| TO BE DONE |
Below are the records; pull every line that includes "cell".

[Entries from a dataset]
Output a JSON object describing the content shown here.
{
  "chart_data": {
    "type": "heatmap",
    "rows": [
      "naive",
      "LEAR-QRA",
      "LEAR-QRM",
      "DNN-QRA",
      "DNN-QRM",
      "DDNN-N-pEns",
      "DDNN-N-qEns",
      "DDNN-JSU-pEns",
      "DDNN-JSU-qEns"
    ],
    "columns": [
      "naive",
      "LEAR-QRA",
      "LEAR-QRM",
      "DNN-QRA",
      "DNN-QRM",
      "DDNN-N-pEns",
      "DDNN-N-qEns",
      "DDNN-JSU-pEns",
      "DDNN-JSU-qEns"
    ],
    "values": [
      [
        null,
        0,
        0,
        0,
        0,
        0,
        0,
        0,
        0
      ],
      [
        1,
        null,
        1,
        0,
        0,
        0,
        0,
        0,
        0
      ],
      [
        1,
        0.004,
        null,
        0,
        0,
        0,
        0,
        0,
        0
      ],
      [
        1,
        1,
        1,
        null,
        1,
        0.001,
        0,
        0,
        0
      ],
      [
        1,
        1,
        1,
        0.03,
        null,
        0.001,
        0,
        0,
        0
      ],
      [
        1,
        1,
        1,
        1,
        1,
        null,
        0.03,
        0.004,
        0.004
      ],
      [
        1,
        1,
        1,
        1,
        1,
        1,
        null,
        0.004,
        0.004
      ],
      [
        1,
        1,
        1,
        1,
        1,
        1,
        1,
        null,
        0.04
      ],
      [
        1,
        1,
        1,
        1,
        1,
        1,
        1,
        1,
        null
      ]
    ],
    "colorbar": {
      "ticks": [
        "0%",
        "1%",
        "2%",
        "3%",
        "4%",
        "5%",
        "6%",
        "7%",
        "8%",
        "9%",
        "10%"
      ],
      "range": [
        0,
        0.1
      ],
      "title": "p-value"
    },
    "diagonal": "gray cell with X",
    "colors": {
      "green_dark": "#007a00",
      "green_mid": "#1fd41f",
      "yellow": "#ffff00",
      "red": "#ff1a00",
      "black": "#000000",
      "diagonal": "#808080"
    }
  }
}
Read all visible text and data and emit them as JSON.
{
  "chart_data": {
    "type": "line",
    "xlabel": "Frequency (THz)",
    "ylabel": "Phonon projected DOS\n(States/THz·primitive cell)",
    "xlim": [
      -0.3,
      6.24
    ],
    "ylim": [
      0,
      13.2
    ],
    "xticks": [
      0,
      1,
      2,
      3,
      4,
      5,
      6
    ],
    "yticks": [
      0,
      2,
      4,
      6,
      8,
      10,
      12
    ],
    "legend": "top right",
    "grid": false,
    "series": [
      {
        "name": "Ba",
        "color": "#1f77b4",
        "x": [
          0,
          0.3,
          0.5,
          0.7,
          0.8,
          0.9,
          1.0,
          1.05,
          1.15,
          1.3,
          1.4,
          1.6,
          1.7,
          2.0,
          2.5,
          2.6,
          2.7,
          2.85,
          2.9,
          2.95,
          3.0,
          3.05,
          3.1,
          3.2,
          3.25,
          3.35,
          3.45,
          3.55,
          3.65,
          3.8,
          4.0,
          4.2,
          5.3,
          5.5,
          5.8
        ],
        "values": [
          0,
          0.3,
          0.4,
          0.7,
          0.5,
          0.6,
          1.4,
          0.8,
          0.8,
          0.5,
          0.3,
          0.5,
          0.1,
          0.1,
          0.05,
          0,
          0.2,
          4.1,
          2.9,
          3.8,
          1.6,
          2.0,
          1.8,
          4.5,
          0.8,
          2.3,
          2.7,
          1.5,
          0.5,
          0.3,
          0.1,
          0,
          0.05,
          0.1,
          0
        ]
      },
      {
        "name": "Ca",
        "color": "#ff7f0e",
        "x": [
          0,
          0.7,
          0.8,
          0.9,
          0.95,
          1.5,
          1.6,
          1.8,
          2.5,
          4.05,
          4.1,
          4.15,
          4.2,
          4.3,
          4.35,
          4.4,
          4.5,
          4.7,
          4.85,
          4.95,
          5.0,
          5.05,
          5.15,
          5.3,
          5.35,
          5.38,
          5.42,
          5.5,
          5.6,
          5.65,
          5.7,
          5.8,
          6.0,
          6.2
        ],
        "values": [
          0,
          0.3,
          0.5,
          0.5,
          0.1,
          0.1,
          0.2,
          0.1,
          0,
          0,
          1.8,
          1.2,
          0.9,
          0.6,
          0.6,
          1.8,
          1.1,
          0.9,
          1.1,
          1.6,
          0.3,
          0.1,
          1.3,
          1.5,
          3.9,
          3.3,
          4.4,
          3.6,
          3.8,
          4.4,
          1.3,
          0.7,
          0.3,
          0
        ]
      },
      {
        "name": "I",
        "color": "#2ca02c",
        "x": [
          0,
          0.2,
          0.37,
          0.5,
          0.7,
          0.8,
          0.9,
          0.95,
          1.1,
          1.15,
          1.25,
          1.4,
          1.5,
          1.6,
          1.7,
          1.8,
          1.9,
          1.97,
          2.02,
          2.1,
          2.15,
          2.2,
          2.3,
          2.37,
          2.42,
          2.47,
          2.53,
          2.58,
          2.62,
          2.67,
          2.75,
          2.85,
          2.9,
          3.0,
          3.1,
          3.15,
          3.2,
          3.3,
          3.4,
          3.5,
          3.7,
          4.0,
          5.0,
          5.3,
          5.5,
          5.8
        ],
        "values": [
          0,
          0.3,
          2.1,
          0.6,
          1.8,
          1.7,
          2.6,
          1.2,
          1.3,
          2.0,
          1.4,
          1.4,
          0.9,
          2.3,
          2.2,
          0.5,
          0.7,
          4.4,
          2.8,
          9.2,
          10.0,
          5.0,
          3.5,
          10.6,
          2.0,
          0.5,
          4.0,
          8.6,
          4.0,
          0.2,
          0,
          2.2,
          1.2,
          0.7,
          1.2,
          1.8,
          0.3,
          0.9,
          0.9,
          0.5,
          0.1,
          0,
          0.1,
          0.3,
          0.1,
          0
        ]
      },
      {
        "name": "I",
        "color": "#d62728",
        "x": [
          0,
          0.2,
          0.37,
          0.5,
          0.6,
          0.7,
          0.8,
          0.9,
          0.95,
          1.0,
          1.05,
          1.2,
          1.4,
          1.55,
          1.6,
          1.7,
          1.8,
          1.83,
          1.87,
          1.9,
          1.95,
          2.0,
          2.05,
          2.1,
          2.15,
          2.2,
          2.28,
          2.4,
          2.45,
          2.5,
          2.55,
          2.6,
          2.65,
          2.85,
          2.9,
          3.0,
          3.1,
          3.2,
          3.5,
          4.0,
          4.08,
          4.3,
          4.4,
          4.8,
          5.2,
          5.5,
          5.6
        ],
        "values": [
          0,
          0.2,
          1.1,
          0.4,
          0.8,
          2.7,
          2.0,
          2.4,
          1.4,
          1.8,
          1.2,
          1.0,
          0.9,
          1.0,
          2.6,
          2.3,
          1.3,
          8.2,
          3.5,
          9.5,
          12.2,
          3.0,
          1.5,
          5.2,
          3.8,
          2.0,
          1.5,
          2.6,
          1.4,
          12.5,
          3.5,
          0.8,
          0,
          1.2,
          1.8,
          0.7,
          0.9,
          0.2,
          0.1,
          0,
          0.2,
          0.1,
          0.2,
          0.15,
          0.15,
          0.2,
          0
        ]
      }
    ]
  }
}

| ANSWER BELOW |
    "diagonal": "gray cell with X",
    "ylabel": "Phonon projected DOS\n(States/THz·primitive cell)",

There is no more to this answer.